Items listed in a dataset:
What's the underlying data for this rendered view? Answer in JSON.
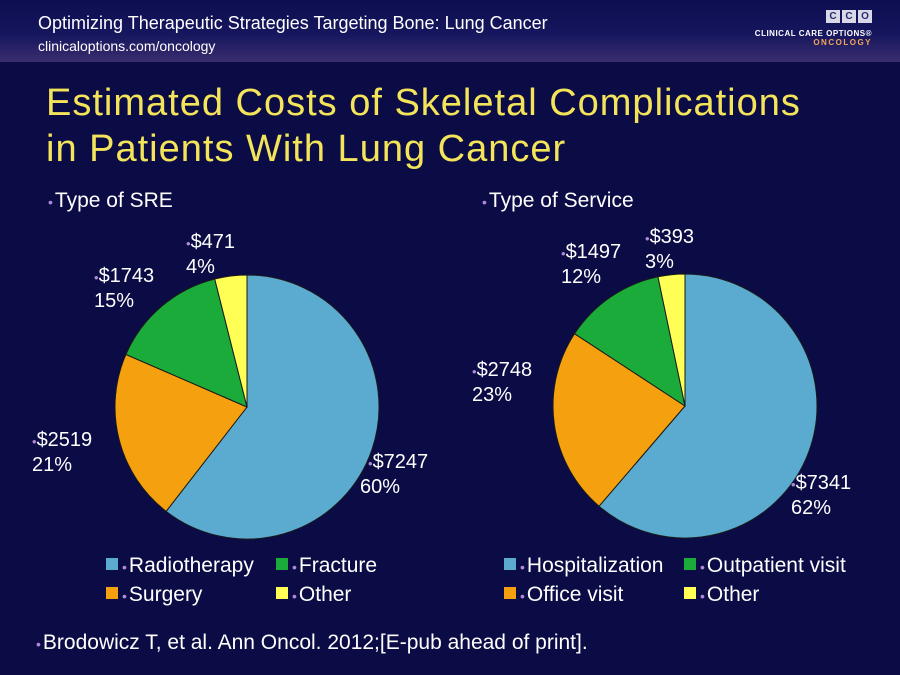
{
  "header": {
    "title": "Optimizing Therapeutic Strategies Targeting Bone: Lung Cancer",
    "url": "clinicaloptions.com/oncology"
  },
  "brand": {
    "letters": [
      "C",
      "C",
      "O"
    ],
    "name": "CLINICAL CARE OPTIONS®",
    "sub": "ONCOLOGY"
  },
  "slide": {
    "title_line1": "Estimated Costs of Skeletal Complications",
    "title_line2": "in Patients With Lung Cancer"
  },
  "chart_data": [
    {
      "type": "pie",
      "title": "Type of SRE",
      "categories": [
        "Radiotherapy",
        "Surgery",
        "Fracture",
        "Other"
      ],
      "values": [
        7247,
        2519,
        1743,
        471
      ],
      "value_labels": [
        "$7247",
        "$2519",
        "$1743",
        "$471"
      ],
      "percent_labels": [
        "60%",
        "21%",
        "15%",
        "4%"
      ],
      "colors": [
        "#5aabcf",
        "#f5a00f",
        "#1aab3a",
        "#ffff55"
      ],
      "legend_position": "bottom"
    },
    {
      "type": "pie",
      "title": "Type of Service",
      "categories": [
        "Hospitalization",
        "Office visit",
        "Outpatient visit",
        "Other"
      ],
      "values": [
        7341,
        2748,
        1497,
        393
      ],
      "value_labels": [
        "$7341",
        "$2748",
        "$1497",
        "$393"
      ],
      "percent_labels": [
        "62%",
        "23%",
        "12%",
        "3%"
      ],
      "colors": [
        "#5aabcf",
        "#f5a00f",
        "#1aab3a",
        "#ffff55"
      ],
      "legend_position": "bottom"
    }
  ],
  "legend_left": [
    {
      "label": "Radiotherapy",
      "color": "#5aabcf"
    },
    {
      "label": "Fracture",
      "color": "#1aab3a"
    },
    {
      "label": "Surgery",
      "color": "#f5a00f"
    },
    {
      "label": "Other",
      "color": "#ffff55"
    }
  ],
  "legend_right": [
    {
      "label": "Hospitalization",
      "color": "#5aabcf"
    },
    {
      "label": "Outpatient visit",
      "color": "#1aab3a"
    },
    {
      "label": "Office visit",
      "color": "#f5a00f"
    },
    {
      "label": "Other",
      "color": "#ffff55"
    }
  ],
  "footnote": "Brodowicz T, et al. Ann Oncol. 2012;[E-pub ahead of print]."
}
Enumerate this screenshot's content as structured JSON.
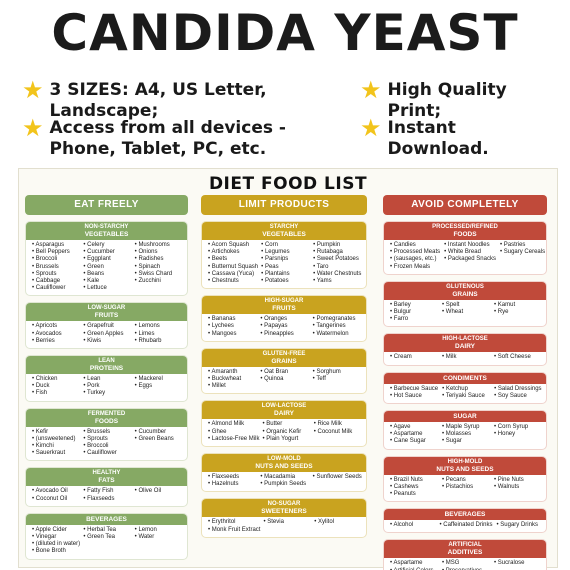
{
  "title": "CANDIDA YEAST",
  "features": [
    {
      "text": "3 SIZES: A4, US Letter, Landscape;"
    },
    {
      "text": "High Quality Print;"
    },
    {
      "text": "Access from all devices - Phone, Tablet, PC, etc."
    },
    {
      "text": "Instant Download."
    }
  ],
  "sheet_title": "DIET FOOD LIST",
  "colors": {
    "eat_freely": "#86a964",
    "limit": "#c9a31f",
    "avoid": "#c04a3a",
    "star": "#f2c41b"
  },
  "columns": [
    {
      "heading": "EAT FREELY",
      "sections": [
        {
          "label": "NON-STARCHY",
          "sub": "VEGETABLES",
          "items": [
            [
              "Asparagus",
              "Bell Peppers",
              "Broccoli",
              "Brussels",
              "Sprouts",
              "Cabbage",
              "Cauliflower"
            ],
            [
              "Celery",
              "Cucumber",
              "Eggplant",
              "Green",
              "Beans",
              "Kale",
              "Lettuce"
            ],
            [
              "Mushrooms",
              "Onions",
              "Radishes",
              "Spinach",
              "Swiss Chard",
              "Zucchini"
            ]
          ]
        },
        {
          "label": "LOW-SUGAR",
          "sub": "FRUITS",
          "items": [
            [
              "Apricots",
              "Avocados",
              "Berries"
            ],
            [
              "Grapefruit",
              "Green Apples",
              "Kiwis"
            ],
            [
              "Lemons",
              "Limes",
              "Rhubarb"
            ]
          ]
        },
        {
          "label": "LEAN",
          "sub": "PROTEINS",
          "items": [
            [
              "Chicken",
              "Duck",
              "Fish"
            ],
            [
              "Lean",
              "Pork",
              "Turkey"
            ],
            [
              "Mackerel",
              "Eggs"
            ]
          ]
        },
        {
          "label": "FERMENTED",
          "sub": "FOODS",
          "items": [
            [
              "Kefir",
              "(unsweetened)",
              "Kimchi",
              "Sauerkraut"
            ],
            [
              "Brussels",
              "Sprouts",
              "Broccoli",
              "Cauliflower"
            ],
            [
              "Cucumber",
              "Green Beans"
            ]
          ]
        },
        {
          "label": "HEALTHY",
          "sub": "FATS",
          "items": [
            [
              "Avocado Oil",
              "Coconut Oil"
            ],
            [
              "Fatty Fish",
              "Flaxseeds"
            ],
            [
              "Olive Oil"
            ]
          ]
        },
        {
          "label": "",
          "sub": "BEVERAGES",
          "items": [
            [
              "Apple Cider",
              "Vinegar",
              "(diluted in water)",
              "Bone Broth"
            ],
            [
              "Herbal Tea",
              "Green Tea"
            ],
            [
              "Lemon",
              "Water"
            ]
          ]
        }
      ]
    },
    {
      "heading": "LIMIT PRODUCTS",
      "sections": [
        {
          "label": "STARCHY",
          "sub": "VEGETABLES",
          "items": [
            [
              "Acorn Squash",
              "Artichokes",
              "Beets",
              "Butternut Squash",
              "Cassava (Yuca)",
              "Chestnuts"
            ],
            [
              "Corn",
              "Legumes",
              "Parsnips",
              "Peas",
              "Plantains",
              "Potatoes"
            ],
            [
              "Pumpkin",
              "Rutabaga",
              "Sweet Potatoes",
              "Taro",
              "Water Chestnuts",
              "Yams"
            ]
          ]
        },
        {
          "label": "HIGH-SUGAR",
          "sub": "FRUITS",
          "items": [
            [
              "Bananas",
              "Lychees",
              "Mangoes"
            ],
            [
              "Oranges",
              "Papayas",
              "Pineapples"
            ],
            [
              "Pomegranates",
              "Tangerines",
              "Watermelon"
            ]
          ]
        },
        {
          "label": "GLUTEN-FREE",
          "sub": "GRAINS",
          "items": [
            [
              "Amaranth",
              "Buckwheat",
              "Millet"
            ],
            [
              "Oat Bran",
              "Quinoa"
            ],
            [
              "Sorghum",
              "Teff"
            ]
          ]
        },
        {
          "label": "LOW-LACTOSE",
          "sub": "DAIRY",
          "items": [
            [
              "Almond Milk",
              "Ghee",
              "Lactose-Free Milk"
            ],
            [
              "Butter",
              "Organic Kefir",
              "Plain Yogurt"
            ],
            [
              "Rice Milk",
              "Coconut Milk"
            ]
          ]
        },
        {
          "label": "LOW-MOLD",
          "sub": "NUTS AND SEEDS",
          "items": [
            [
              "Flaxseeds",
              "Hazelnuts"
            ],
            [
              "Macadamia",
              "Pumpkin Seeds"
            ],
            [
              "Sunflower Seeds"
            ]
          ]
        },
        {
          "label": "NO-SUGAR",
          "sub": "SWEETENERS",
          "items": [
            [
              "Erythritol",
              "Monk Fruit Extract"
            ],
            [
              "Stevia"
            ],
            [
              "Xylitol"
            ]
          ]
        }
      ]
    },
    {
      "heading": "AVOID COMPLETELY",
      "sections": [
        {
          "label": "PROCESSED/REFINED",
          "sub": "FOODS",
          "items": [
            [
              "Candies",
              "Processed Meats",
              "(sausages, etc.)",
              "Frozen Meals"
            ],
            [
              "Instant Noodles",
              "White Bread",
              "Packaged Snacks"
            ],
            [
              "Pastries",
              "Sugary Cereals"
            ]
          ]
        },
        {
          "label": "GLUTENOUS",
          "sub": "GRAINS",
          "items": [
            [
              "Barley",
              "Bulgur",
              "Farro"
            ],
            [
              "Spelt",
              "Wheat"
            ],
            [
              "Kamut",
              "Rye"
            ]
          ]
        },
        {
          "label": "HIGH-LACTOSE",
          "sub": "DAIRY",
          "items": [
            [
              "Cream"
            ],
            [
              "Milk"
            ],
            [
              "Soft Cheese"
            ]
          ]
        },
        {
          "label": "",
          "sub": "CONDIMENTS",
          "items": [
            [
              "Barbecue Sauce",
              "Hot Sauce"
            ],
            [
              "Ketchup",
              "Teriyaki Sauce"
            ],
            [
              "Salad Dressings",
              "Soy Sauce"
            ]
          ]
        },
        {
          "label": "",
          "sub": "SUGAR",
          "items": [
            [
              "Agave",
              "Aspartame",
              "Cane Sugar"
            ],
            [
              "Maple Syrup",
              "Molasses",
              "Sugar"
            ],
            [
              "Corn Syrup",
              "Honey"
            ]
          ]
        },
        {
          "label": "HIGH-MOLD",
          "sub": "NUTS AND SEEDS",
          "items": [
            [
              "Brazil Nuts",
              "Cashews",
              "Peanuts"
            ],
            [
              "Pecans",
              "Pistachios"
            ],
            [
              "Pine Nuts",
              "Walnuts"
            ]
          ]
        },
        {
          "label": "",
          "sub": "BEVERAGES",
          "items": [
            [
              "Alcohol"
            ],
            [
              "Caffeinated Drinks"
            ],
            [
              "Sugary Drinks"
            ]
          ]
        },
        {
          "label": "ARTIFICIAL",
          "sub": "ADDITIVES",
          "items": [
            [
              "Aspartame",
              "Artificial Colors"
            ],
            [
              "MSG",
              "Preservatives"
            ],
            [
              "Sucralose"
            ]
          ]
        }
      ]
    }
  ]
}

◆ TASK
Whenever a line of the data includes the word "visit", show that line in full.

◆ YOUR RESPONSE
        "Office visit",
        "Outpatient visit",
      "label": "Outpatient visit",
      "label": "Office visit",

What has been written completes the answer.